_AUSZUG_
● ● ● ● ●

Kleiner Fehler kostet ein Menschenleben

53-Jähriger musste sich für tödlichen Unfall verantworten. Er wurde zu einer Geldstrafe verurteilt.

Kleiner Fehler kostet ein Menschenleben
Foto: Archiv

Neersen. Nur einen ganz kurzen Moment lang muss der Lkw-Fahrer unaufmerksam gewesen sein. Dabei merkte er nicht, dass sein Laster in der langgezogenen Linkskurve auf den Standstreifen geraten war.

Was sich am 8. März 2013 auf der Autobahn 44 zwischen der Auffahrt Forstwald und der Abfahrt Münchheide abspielte, geschieht in ähnlicher Weise fast jeden Tag. Normalerweise steuert der Fahrer nach und das Auto kehrt zurück auf die Fahrbahn. Anders in diesem Fall — mit furchtbaren Konsequenzen:

Der Laster einer Willicher Spedition rammte einen anderen Lkw, der wegen einer Panne auf dem Standstreifen abgestellt war. Dessen Fahrer wurde erfasst und war auf der Stelle tot. Am Mittwoch musste sich der Unfallfahrer (53) vor dem Krefelder Amtsgericht verantworten.

Ganz genau war der Unfallhergang nicht zu klären. „Ich weiß nur noch, dass ich den Verkehr auf der linken Seite im Rückspiegel beobachtet habe“, erklärte der Angeklagte, ein gebürtiger Neersener. Dann habe es einen Schlag gegeben.

● ● ● ● ●

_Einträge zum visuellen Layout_
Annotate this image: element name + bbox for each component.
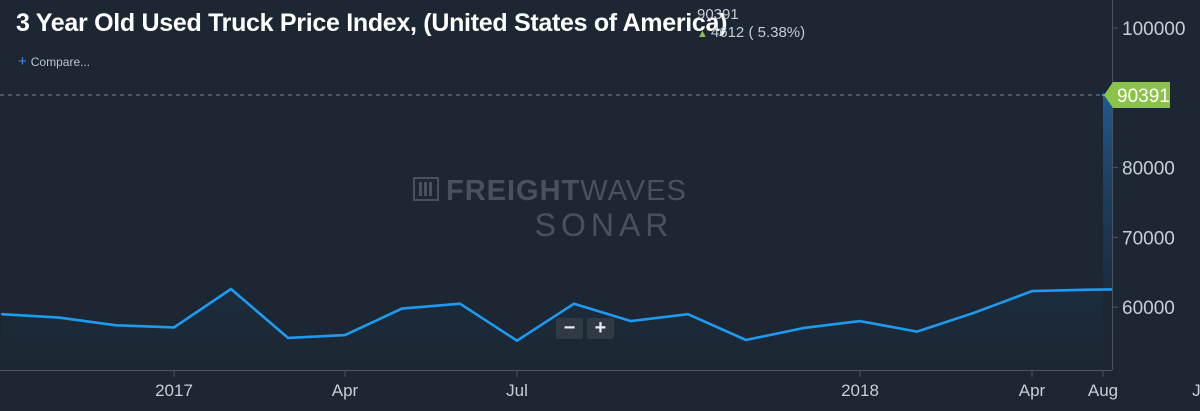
compare-button[interactable]: + Compare... (18, 53, 90, 70)
change-percent: ( 5.38%) (748, 24, 806, 41)
watermark-freight: FREIGHT (446, 175, 580, 207)
data-point[interactable] (400, 307, 404, 310)
watermark: FREIGHTWAVES SONAR (413, 175, 687, 243)
data-point[interactable] (1145, 288, 1147, 290)
data-point[interactable] (1101, 93, 1105, 97)
y-tick-label: 70000 (1122, 228, 1175, 249)
x-tick-label: 2018 (841, 381, 879, 400)
x-tick-label: Aug (1088, 381, 1118, 400)
price-summary: 90391 ▲ 4612 ( 5.38%) (697, 6, 805, 43)
data-point[interactable] (286, 336, 290, 340)
plus-icon: + (18, 53, 27, 70)
y-tick-label: 60000 (1122, 298, 1175, 319)
data-point[interactable] (972, 311, 976, 314)
x-tick-label: Jul (506, 381, 528, 400)
data-point[interactable] (343, 333, 347, 337)
compare-label: Compare... (30, 55, 91, 69)
last-value: 90391 (697, 6, 739, 23)
price-change-row: ▲ 4612 ( 5.38%) (697, 24, 805, 43)
watermark-sonar: SONAR (535, 207, 674, 243)
x-tick-label: Apr (332, 381, 359, 400)
x-tick-label: Jul (1192, 381, 1200, 400)
change-value: 4612 (710, 24, 745, 41)
svg-text:FREIGHTWAVES: FREIGHTWAVES (446, 175, 687, 207)
data-point[interactable] (858, 319, 862, 323)
data-point[interactable] (57, 316, 61, 319)
y-tick-label: 80000 (1122, 159, 1175, 180)
data-point[interactable] (0, 313, 4, 316)
data-point[interactable] (801, 326, 805, 330)
y-tick-label: 100000 (1122, 19, 1185, 40)
data-point[interactable] (515, 339, 519, 342)
x-tick-label: Apr (1019, 381, 1046, 400)
data-point[interactable] (1087, 288, 1091, 291)
last-value-badge-label: 90391 (1117, 86, 1170, 107)
x-tick-label: 2017 (155, 381, 193, 400)
data-point[interactable] (1030, 289, 1034, 293)
series-line (1, 93, 1112, 342)
data-point[interactable] (686, 313, 690, 316)
data-point[interactable] (114, 324, 118, 327)
data-point[interactable] (229, 287, 233, 291)
data-point[interactable] (458, 302, 462, 305)
last-value-badge: 90391 (1104, 82, 1170, 109)
data-point[interactable] (915, 330, 919, 333)
zoom-out-button[interactable]: − (556, 318, 583, 339)
zoom-in-button[interactable]: + (587, 318, 614, 339)
data-point[interactable] (744, 338, 748, 342)
watermark-waves: WAVES (580, 175, 687, 207)
data-point[interactable] (172, 326, 176, 329)
data-point[interactable] (629, 319, 633, 323)
zoom-controls: − + (556, 318, 614, 339)
data-point[interactable] (572, 302, 576, 305)
chart-title: 3 Year Old Used Truck Price Index, (Unit… (16, 9, 728, 37)
freightwaves-logo-icon (413, 177, 439, 201)
up-arrow-icon: ▲ (697, 28, 708, 40)
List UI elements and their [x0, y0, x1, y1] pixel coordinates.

● ● ● ● ●

_AUFGABE_
Überarbeite den Teil des Berichts über den tödlichen Lkw-Unfall, der mit den Worten „Neersen. Nur einen“ beginnt und mit „Standstreifen geraten war.“ endet: Schreib ihn noch einmal ab und setze dabei „Rechtskurve“ an die Stelle von „Linkskurve“.

_VOLLSTÄNDIGE ANTWORT_
Neersen. Nur einen ganz kurzen Moment lang muss der Lkw-Fahrer unaufmerksam gewesen sein. Dabei merkte er nicht, dass sein Laster in der langgezogenen Rechtskurve auf den Standstreifen geraten war.